Below are some records: retype them all exactly, but not the pictures.

Stored data:
[BEGIN]

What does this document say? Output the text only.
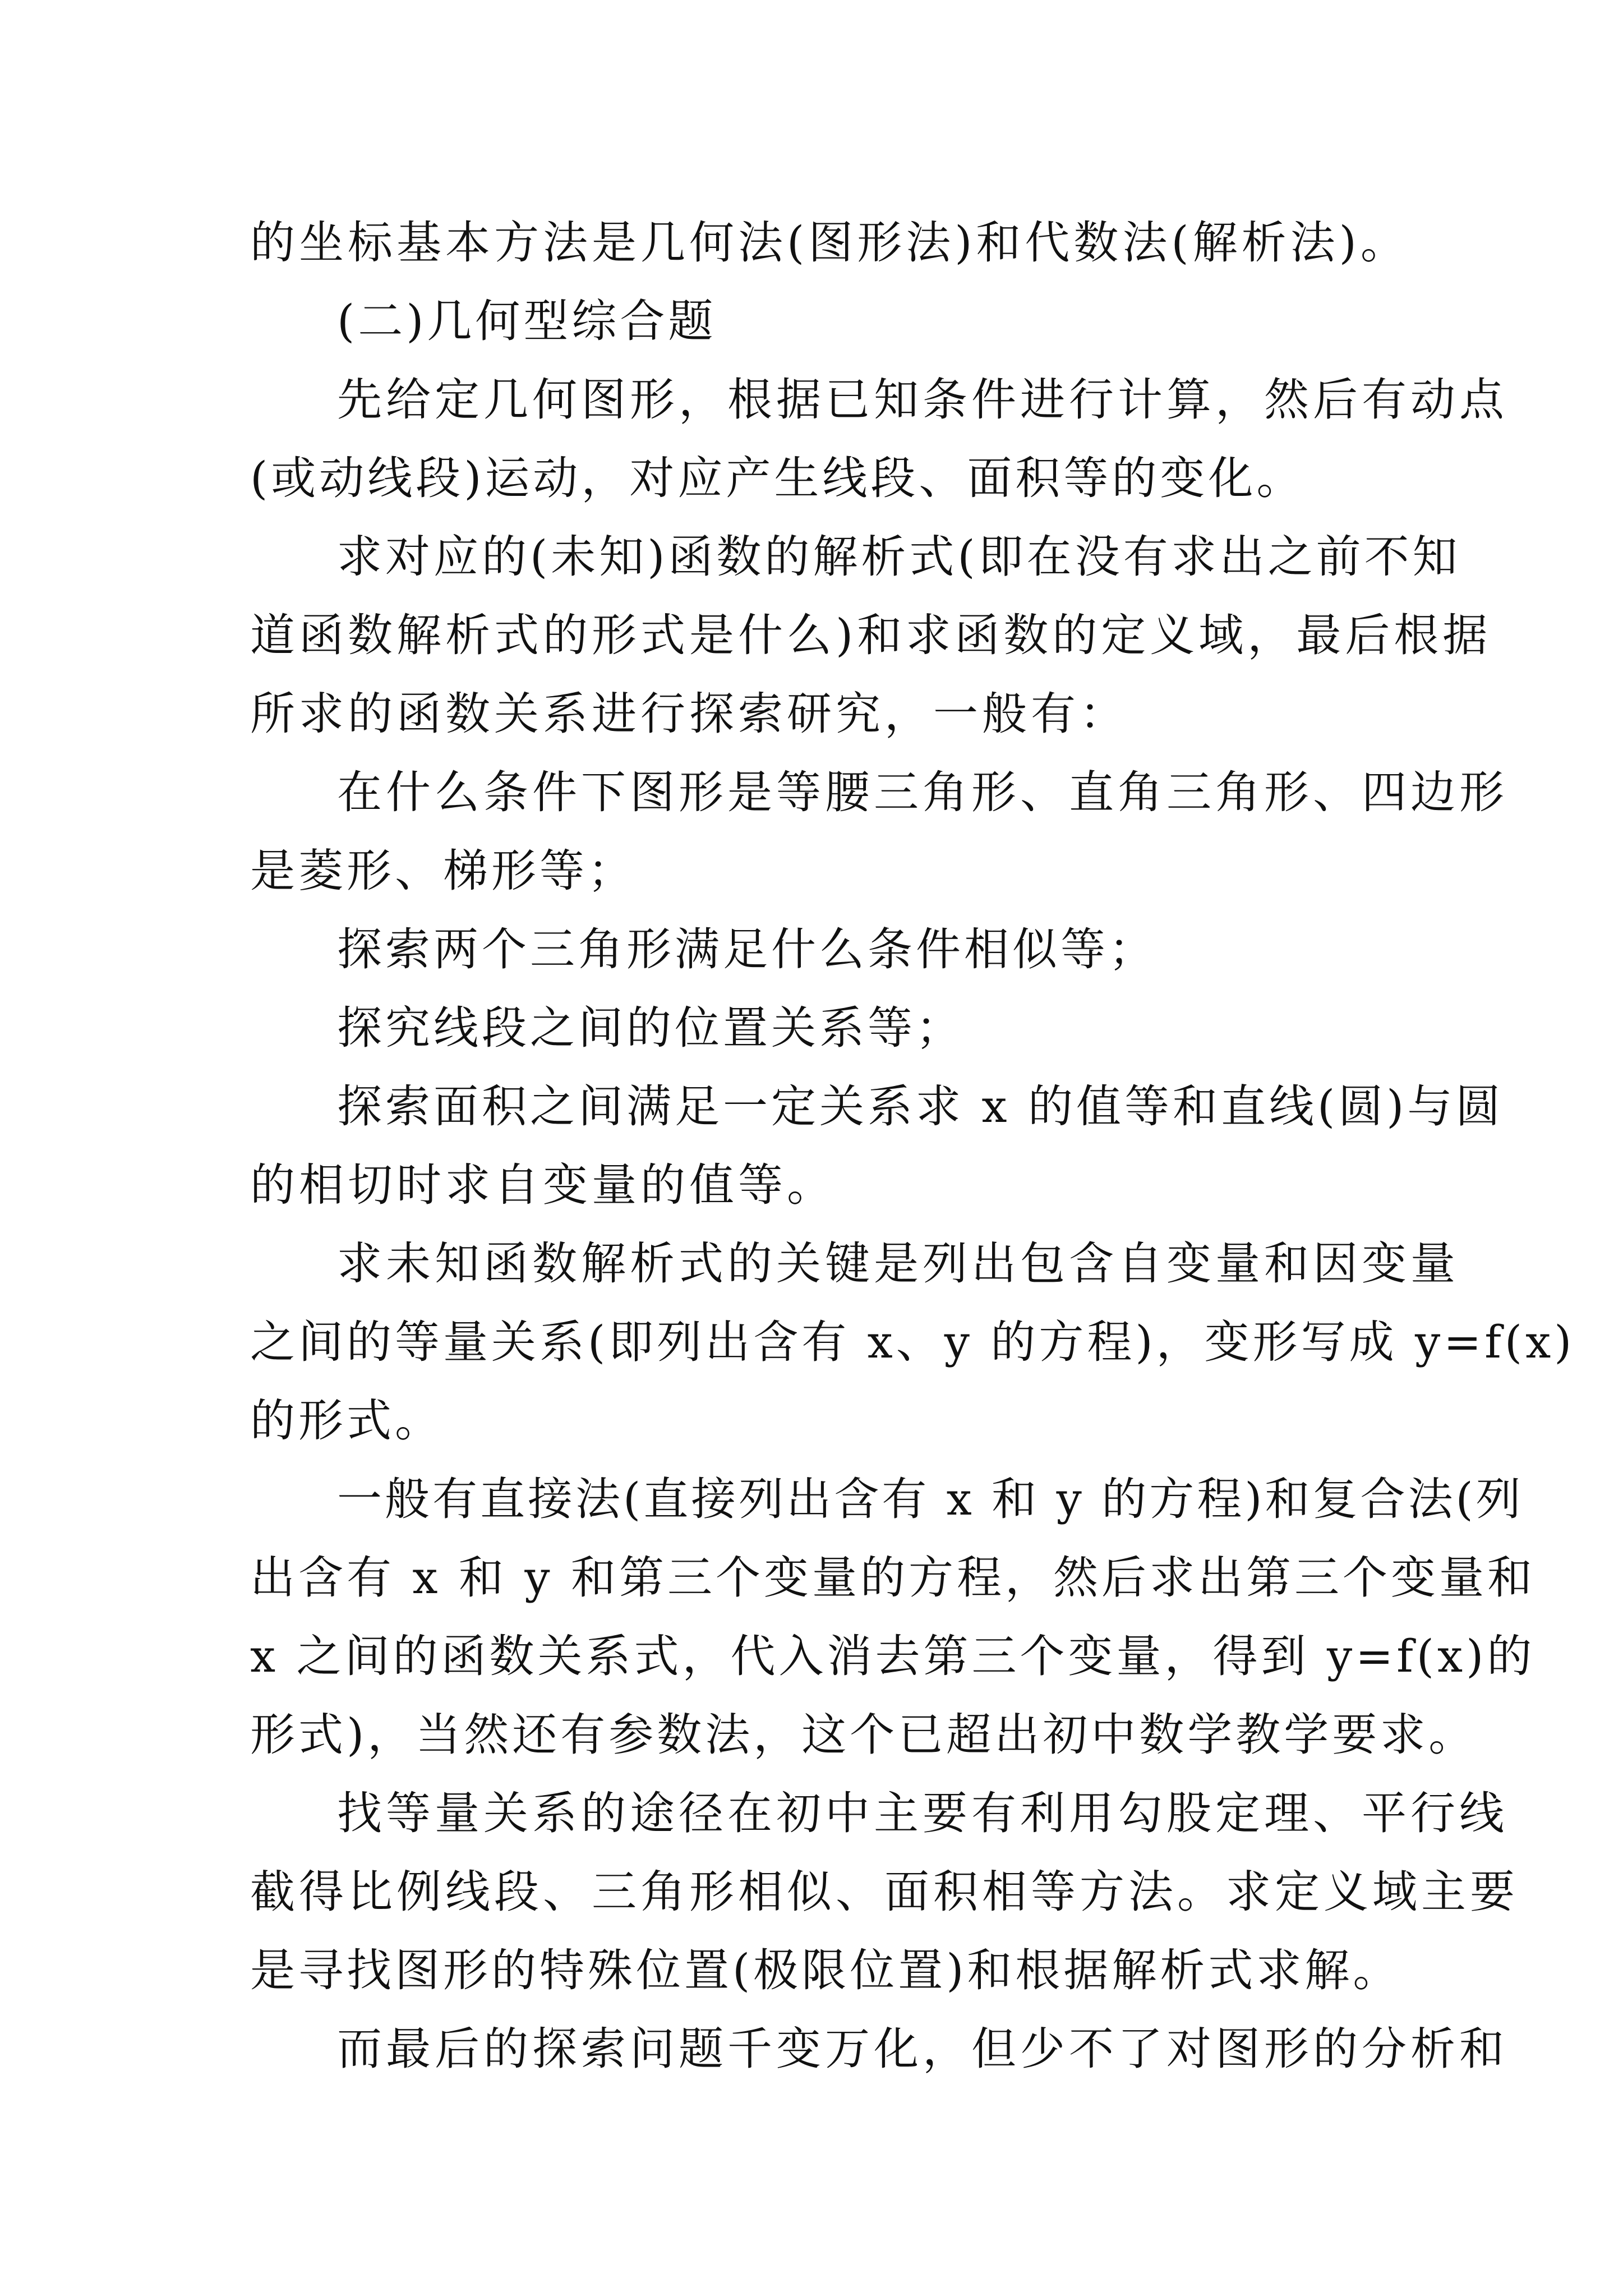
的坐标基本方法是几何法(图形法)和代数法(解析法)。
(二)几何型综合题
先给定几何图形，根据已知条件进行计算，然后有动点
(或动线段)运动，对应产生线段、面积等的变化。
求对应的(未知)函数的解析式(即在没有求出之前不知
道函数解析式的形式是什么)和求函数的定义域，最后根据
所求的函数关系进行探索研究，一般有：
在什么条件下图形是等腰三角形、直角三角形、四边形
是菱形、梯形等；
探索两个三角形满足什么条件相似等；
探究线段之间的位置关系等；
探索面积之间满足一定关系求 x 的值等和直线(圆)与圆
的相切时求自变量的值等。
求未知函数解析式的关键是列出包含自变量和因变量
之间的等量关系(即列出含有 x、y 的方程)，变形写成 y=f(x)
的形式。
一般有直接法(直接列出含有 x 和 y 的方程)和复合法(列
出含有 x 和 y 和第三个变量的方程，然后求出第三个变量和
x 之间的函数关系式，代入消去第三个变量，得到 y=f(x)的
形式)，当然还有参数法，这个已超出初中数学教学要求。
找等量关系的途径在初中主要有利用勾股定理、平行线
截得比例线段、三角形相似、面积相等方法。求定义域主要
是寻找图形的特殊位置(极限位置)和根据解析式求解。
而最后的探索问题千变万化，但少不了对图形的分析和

[END]

◆ WRITTEN RESPONSE:
What does this document say? Output the text only.
的坐标基本方法是几何法(图形法)和代数法(解析法)。
(二)几何型综合题
先给定几何图形，根据已知条件进行计算，然后有动点
(或动线段)运动，对应产生线段、面积等的变化。
求对应的(未知)函数的解析式(即在没有求出之前不知
道函数解析式的形式是什么)和求函数的定义域，最后根据
所求的函数关系进行探索研究，一般有：
在什么条件下图形是等腰三角形、直角三角形、四边形
是菱形、梯形等；
探索两个三角形满足什么条件相似等；
探究线段之间的位置关系等；
探索面积之间满足一定关系求 x 的值等和直线(圆)与圆
的相切时求自变量的值等。
求未知函数解析式的关键是列出包含自变量和因变量
之间的等量关系(即列出含有 x、y 的方程)，变形写成 y=f(x)
的形式。
一般有直接法(直接列出含有 x 和 y 的方程)和复合法(列
出含有 x 和 y 和第三个变量的方程，然后求出第三个变量和
x 之间的函数关系式，代入消去第三个变量，得到 y=f(x)的
形式)，当然还有参数法，这个已超出初中数学教学要求。
找等量关系的途径在初中主要有利用勾股定理、平行线
截得比例线段、三角形相似、面积相等方法。求定义域主要
是寻找图形的特殊位置(极限位置)和根据解析式求解。
而最后的探索问题千变万化，但少不了对图形的分析和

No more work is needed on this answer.